The request>
In the listing below, find every line containing "sistema" and copy it out.

[Records that describe figures]
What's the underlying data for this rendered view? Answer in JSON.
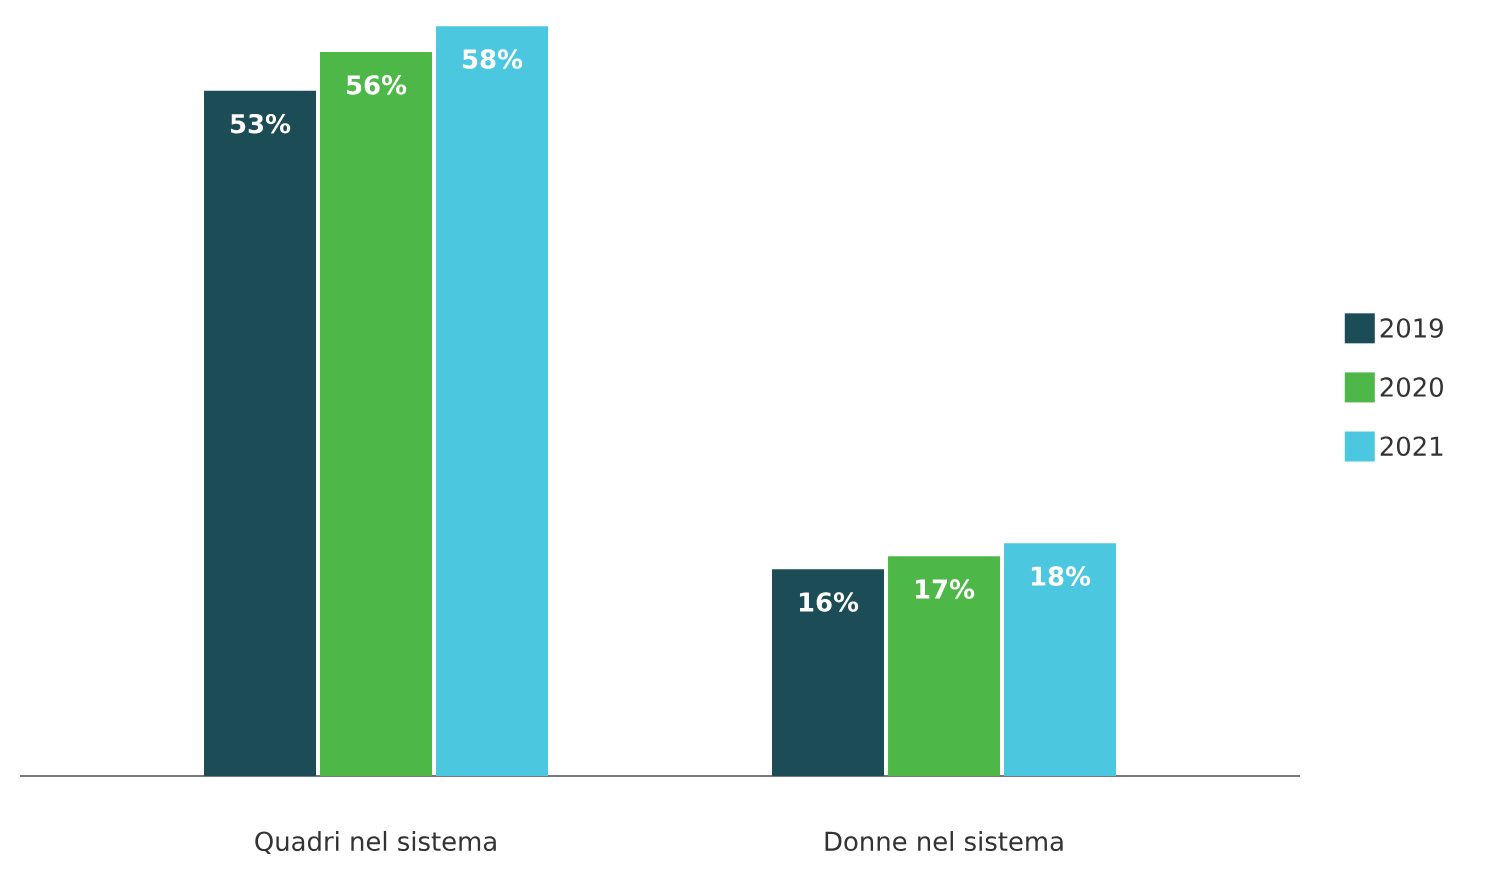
{
  "chart_data": {
    "type": "bar",
    "categories": [
      "Quadri nel sistema",
      "Donne nel sistema"
    ],
    "series": [
      {
        "name": "2019",
        "color": "#1c4c55",
        "values": [
          53,
          16
        ],
        "value_labels": [
          "53%",
          "16%"
        ]
      },
      {
        "name": "2020",
        "color": "#4db848",
        "values": [
          56,
          17
        ],
        "value_labels": [
          "56%",
          "17%"
        ]
      },
      {
        "name": "2021",
        "color": "#4cc7e0",
        "values": [
          58,
          18
        ],
        "value_labels": [
          "58%",
          "18%"
        ]
      }
    ],
    "tick_labels": "x",
    "legend": "right"
  }
}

Worked answer>
      "Quadri nel sistema",
      "Donne nel sistema"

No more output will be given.